Exactly reproduce the lines that follow.
* start LISTED RECORDS *
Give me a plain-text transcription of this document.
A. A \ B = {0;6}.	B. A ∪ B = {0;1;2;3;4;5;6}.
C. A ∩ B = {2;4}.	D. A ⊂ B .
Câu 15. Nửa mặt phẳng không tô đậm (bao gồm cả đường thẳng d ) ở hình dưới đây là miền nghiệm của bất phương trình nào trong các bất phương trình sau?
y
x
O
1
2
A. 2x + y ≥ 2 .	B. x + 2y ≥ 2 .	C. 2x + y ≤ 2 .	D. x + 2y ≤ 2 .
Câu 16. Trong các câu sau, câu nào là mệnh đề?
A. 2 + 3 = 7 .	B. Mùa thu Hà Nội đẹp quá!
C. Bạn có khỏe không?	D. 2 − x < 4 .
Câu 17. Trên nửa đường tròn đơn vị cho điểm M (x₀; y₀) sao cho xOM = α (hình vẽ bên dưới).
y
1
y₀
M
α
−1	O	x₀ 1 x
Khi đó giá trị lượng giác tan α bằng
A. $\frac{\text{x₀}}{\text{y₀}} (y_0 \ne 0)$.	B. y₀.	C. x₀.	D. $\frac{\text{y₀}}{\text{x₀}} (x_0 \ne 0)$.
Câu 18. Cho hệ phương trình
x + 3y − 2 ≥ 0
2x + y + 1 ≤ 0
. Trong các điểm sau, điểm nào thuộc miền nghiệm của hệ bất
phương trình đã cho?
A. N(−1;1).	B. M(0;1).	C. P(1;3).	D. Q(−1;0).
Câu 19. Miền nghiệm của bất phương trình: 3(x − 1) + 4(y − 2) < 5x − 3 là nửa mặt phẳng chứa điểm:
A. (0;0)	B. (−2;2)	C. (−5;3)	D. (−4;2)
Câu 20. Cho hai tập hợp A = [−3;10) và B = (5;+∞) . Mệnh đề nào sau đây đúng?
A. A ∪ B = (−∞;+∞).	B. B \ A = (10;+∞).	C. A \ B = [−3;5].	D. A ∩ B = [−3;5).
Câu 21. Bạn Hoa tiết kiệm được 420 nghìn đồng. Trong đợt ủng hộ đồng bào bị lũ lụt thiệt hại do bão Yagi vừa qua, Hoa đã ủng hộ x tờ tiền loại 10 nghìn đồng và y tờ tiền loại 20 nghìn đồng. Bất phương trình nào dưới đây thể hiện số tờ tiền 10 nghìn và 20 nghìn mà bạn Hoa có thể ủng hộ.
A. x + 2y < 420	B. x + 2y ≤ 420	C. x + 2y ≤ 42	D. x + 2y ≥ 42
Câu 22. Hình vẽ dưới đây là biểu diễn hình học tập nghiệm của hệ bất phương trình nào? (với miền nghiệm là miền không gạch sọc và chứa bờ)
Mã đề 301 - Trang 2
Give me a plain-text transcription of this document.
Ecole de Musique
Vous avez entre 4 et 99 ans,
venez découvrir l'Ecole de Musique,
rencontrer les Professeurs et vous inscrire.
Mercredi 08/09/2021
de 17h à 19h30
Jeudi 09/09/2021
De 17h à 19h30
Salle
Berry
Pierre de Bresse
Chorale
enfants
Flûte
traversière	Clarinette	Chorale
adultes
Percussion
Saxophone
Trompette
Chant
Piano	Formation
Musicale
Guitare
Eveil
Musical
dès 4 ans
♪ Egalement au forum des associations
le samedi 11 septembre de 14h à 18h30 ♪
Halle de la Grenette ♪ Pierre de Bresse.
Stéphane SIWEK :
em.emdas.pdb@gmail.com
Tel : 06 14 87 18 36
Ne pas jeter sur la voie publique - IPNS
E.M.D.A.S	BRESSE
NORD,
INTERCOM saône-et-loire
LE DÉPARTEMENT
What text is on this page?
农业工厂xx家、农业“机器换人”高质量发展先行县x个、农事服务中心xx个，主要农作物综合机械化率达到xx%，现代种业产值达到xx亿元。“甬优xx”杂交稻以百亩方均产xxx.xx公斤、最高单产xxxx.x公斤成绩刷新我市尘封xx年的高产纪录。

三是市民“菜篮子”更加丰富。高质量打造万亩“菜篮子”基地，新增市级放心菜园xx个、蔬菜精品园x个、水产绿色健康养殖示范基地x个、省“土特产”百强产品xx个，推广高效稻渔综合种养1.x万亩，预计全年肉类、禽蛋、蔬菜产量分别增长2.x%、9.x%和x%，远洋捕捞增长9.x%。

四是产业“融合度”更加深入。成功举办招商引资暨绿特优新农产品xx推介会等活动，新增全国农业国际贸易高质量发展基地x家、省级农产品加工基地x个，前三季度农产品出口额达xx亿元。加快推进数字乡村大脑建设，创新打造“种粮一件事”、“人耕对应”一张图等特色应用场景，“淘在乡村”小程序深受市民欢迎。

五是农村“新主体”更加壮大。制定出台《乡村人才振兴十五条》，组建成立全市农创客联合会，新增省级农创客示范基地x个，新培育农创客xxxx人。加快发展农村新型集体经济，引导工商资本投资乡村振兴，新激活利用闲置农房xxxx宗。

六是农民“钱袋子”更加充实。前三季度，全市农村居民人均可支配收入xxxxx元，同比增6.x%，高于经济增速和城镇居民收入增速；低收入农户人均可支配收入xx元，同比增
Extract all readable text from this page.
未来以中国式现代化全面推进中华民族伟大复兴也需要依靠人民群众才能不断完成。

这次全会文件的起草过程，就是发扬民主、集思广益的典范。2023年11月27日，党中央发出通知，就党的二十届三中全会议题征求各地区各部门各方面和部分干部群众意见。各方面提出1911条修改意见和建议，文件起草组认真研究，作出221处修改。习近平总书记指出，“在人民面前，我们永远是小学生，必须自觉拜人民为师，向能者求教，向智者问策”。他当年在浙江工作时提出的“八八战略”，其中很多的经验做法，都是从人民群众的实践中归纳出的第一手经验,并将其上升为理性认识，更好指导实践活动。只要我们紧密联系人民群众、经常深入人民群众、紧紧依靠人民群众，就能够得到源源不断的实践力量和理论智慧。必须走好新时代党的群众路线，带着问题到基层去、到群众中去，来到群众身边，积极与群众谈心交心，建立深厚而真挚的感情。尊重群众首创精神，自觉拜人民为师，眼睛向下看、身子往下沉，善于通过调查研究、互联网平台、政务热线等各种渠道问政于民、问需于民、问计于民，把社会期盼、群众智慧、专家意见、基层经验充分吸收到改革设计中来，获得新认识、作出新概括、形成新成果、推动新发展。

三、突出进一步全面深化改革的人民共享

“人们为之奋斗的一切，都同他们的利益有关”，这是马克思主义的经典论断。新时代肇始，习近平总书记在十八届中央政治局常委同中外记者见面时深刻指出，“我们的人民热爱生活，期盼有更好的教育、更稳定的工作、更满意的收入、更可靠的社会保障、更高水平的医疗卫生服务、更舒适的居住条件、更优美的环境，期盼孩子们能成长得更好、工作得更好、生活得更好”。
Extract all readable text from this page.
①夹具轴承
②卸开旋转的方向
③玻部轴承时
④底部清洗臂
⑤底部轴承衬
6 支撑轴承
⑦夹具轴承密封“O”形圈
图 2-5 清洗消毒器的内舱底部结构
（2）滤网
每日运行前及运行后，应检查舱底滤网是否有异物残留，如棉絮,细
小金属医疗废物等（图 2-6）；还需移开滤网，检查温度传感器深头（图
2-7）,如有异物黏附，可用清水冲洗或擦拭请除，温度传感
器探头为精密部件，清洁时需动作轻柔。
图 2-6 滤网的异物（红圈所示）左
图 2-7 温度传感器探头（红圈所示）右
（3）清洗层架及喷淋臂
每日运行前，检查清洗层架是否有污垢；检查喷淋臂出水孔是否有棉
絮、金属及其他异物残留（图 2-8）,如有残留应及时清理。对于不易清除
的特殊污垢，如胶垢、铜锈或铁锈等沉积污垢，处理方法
* end LISTED RECORDS *
## TASK RESPONSE
Give me a plain-text transcription of this document.
A. A \ B = {0;6}.	B. A ∪ B = {0;1;2;3;4;5;6}.
C. A ∩ B = {2;4}.	D. A ⊂ B .
Câu 15. Nửa mặt phẳng không tô đậm (bao gồm cả đường thẳng d ) ở hình dưới đây là miền nghiệm của bất phương trình nào trong các bất phương trình sau?
y
x
O
1
2
A. 2x + y ≥ 2 .	B. x + 2y ≥ 2 .	C. 2x + y ≤ 2 .	D. x + 2y ≤ 2 .
Câu 16. Trong các câu sau, câu nào là mệnh đề?
A. 2 + 3 = 7 .	B. Mùa thu Hà Nội đẹp quá!
C. Bạn có khỏe không?	D. 2 − x < 4 .
Câu 17. Trên nửa đường tròn đơn vị cho điểm M (x₀; y₀) sao cho xOM = α (hình vẽ bên dưới).
y
1
y₀
M
α
−1	O	x₀ 1 x
Khi đó giá trị lượng giác tan α bằng
A. $\frac{\text{x₀}}{\text{y₀}} (y_0 \ne 0)$.	B. y₀.	C. x₀.	D. $\frac{\text{y₀}}{\text{x₀}} (x_0 \ne 0)$.
Câu 18. Cho hệ phương trình
x + 3y − 2 ≥ 0
2x + y + 1 ≤ 0
. Trong các điểm sau, điểm nào thuộc miền nghiệm của hệ bất
phương trình đã cho?
A. N(−1;1).	B. M(0;1).	C. P(1;3).	D. Q(−1;0).
Câu 19. Miền nghiệm của bất phương trình: 3(x − 1) + 4(y − 2) < 5x − 3 là nửa mặt phẳng chứa điểm:
A. (0;0)	B. (−2;2)	C. (−5;3)	D. (−4;2)
Câu 20. Cho hai tập hợp A = [−3;10) và B = (5;+∞) . Mệnh đề nào sau đây đúng?
A. A ∪ B = (−∞;+∞).	B. B \ A = (10;+∞).	C. A \ B = [−3;5].	D. A ∩ B = [−3;5).
Câu 21. Bạn Hoa tiết kiệm được 420 nghìn đồng. Trong đợt ủng hộ đồng bào bị lũ lụt thiệt hại do bão Yagi vừa qua, Hoa đã ủng hộ x tờ tiền loại 10 nghìn đồng và y tờ tiền loại 20 nghìn đồng. Bất phương trình nào dưới đây thể hiện số tờ tiền 10 nghìn và 20 nghìn mà bạn Hoa có thể ủng hộ.
A. x + 2y < 420	B. x + 2y ≤ 420	C. x + 2y ≤ 42	D. x + 2y ≥ 42
Câu 22. Hình vẽ dưới đây là biểu diễn hình học tập nghiệm của hệ bất phương trình nào? (với miền nghiệm là miền không gạch sọc và chứa bờ)
Mã đề 301 - Trang 2
Give me a plain-text transcription of this document.
Ecole de Musique
Vous avez entre 4 et 99 ans,
venez découvrir l'Ecole de Musique,
rencontrer les Professeurs et vous inscrire.
Mercredi 08/09/2021
de 17h à 19h30
Jeudi 09/09/2021
De 17h à 19h30
Salle
Berry
Pierre de Bresse
Chorale
enfants
Flûte
traversière	Clarinette	Chorale
adultes
Percussion
Saxophone
Trompette
Chant
Piano	Formation
Musicale
Guitare
Eveil
Musical
dès 4 ans
♪ Egalement au forum des associations
le samedi 11 septembre de 14h à 18h30 ♪
Halle de la Grenette ♪ Pierre de Bresse.
Stéphane SIWEK :
em.emdas.pdb@gmail.com
Tel : 06 14 87 18 36
Ne pas jeter sur la voie publique - IPNS
E.M.D.A.S	BRESSE
NORD,
INTERCOM saône-et-loire
LE DÉPARTEMENT
What text is on this page?
农业工厂xx家、农业“机器换人”高质量发展先行县x个、农事服务中心xx个，主要农作物综合机械化率达到xx%，现代种业产值达到xx亿元。“甬优xx”杂交稻以百亩方均产xxx.xx公斤、最高单产xxxx.x公斤成绩刷新我市尘封xx年的高产纪录。

三是市民“菜篮子”更加丰富。高质量打造万亩“菜篮子”基地，新增市级放心菜园xx个、蔬菜精品园x个、水产绿色健康养殖示范基地x个、省“土特产”百强产品xx个，推广高效稻渔综合种养1.x万亩，预计全年肉类、禽蛋、蔬菜产量分别增长2.x%、9.x%和x%，远洋捕捞增长9.x%。

四是产业“融合度”更加深入。成功举办招商引资暨绿特优新农产品xx推介会等活动，新增全国农业国际贸易高质量发展基地x家、省级农产品加工基地x个，前三季度农产品出口额达xx亿元。加快推进数字乡村大脑建设，创新打造“种粮一件事”、“人耕对应”一张图等特色应用场景，“淘在乡村”小程序深受市民欢迎。

五是农村“新主体”更加壮大。制定出台《乡村人才振兴十五条》，组建成立全市农创客联合会，新增省级农创客示范基地x个，新培育农创客xxxx人。加快发展农村新型集体经济，引导工商资本投资乡村振兴，新激活利用闲置农房xxxx宗。

六是农民“钱袋子”更加充实。前三季度，全市农村居民人均可支配收入xxxxx元，同比增6.x%，高于经济增速和城镇居民收入增速；低收入农户人均可支配收入xx元，同比增
Extract all readable text from this page.
未来以中国式现代化全面推进中华民族伟大复兴也需要依靠人民群众才能不断完成。

这次全会文件的起草过程，就是发扬民主、集思广益的典范。2023年11月27日，党中央发出通知，就党的二十届三中全会议题征求各地区各部门各方面和部分干部群众意见。各方面提出1911条修改意见和建议，文件起草组认真研究，作出221处修改。习近平总书记指出，“在人民面前，我们永远是小学生，必须自觉拜人民为师，向能者求教，向智者问策”。他当年在浙江工作时提出的“八八战略”，其中很多的经验做法，都是从人民群众的实践中归纳出的第一手经验,并将其上升为理性认识，更好指导实践活动。只要我们紧密联系人民群众、经常深入人民群众、紧紧依靠人民群众，就能够得到源源不断的实践力量和理论智慧。必须走好新时代党的群众路线，带着问题到基层去、到群众中去，来到群众身边，积极与群众谈心交心，建立深厚而真挚的感情。尊重群众首创精神，自觉拜人民为师，眼睛向下看、身子往下沉，善于通过调查研究、互联网平台、政务热线等各种渠道问政于民、问需于民、问计于民，把社会期盼、群众智慧、专家意见、基层经验充分吸收到改革设计中来，获得新认识、作出新概括、形成新成果、推动新发展。

三、突出进一步全面深化改革的人民共享

“人们为之奋斗的一切，都同他们的利益有关”，这是马克思主义的经典论断。新时代肇始，习近平总书记在十八届中央政治局常委同中外记者见面时深刻指出，“我们的人民热爱生活，期盼有更好的教育、更稳定的工作、更满意的收入、更可靠的社会保障、更高水平的医疗卫生服务、更舒适的居住条件、更优美的环境，期盼孩子们能成长得更好、工作得更好、生活得更好”。
Extract all readable text from this page.
①夹具轴承
②卸开旋转的方向
③玻部轴承时
④底部清洗臂
⑤底部轴承衬
6 支撑轴承
⑦夹具轴承密封“O”形圈
图 2-5 清洗消毒器的内舱底部结构
（2）滤网
每日运行前及运行后，应检查舱底滤网是否有异物残留，如棉絮,细
小金属医疗废物等（图 2-6）；还需移开滤网，检查温度传感器深头（图
2-7）,如有异物黏附，可用清水冲洗或擦拭请除，温度传感
器探头为精密部件，清洁时需动作轻柔。
图 2-6 滤网的异物（红圈所示）左
图 2-7 温度传感器探头（红圈所示）右
（3）清洗层架及喷淋臂
每日运行前，检查清洗层架是否有污垢；检查喷淋臂出水孔是否有棉
絮、金属及其他异物残留（图 2-8）,如有残留应及时清理。对于不易清除
的特殊污垢，如胶垢、铜锈或铁锈等沉积污垢，处理方法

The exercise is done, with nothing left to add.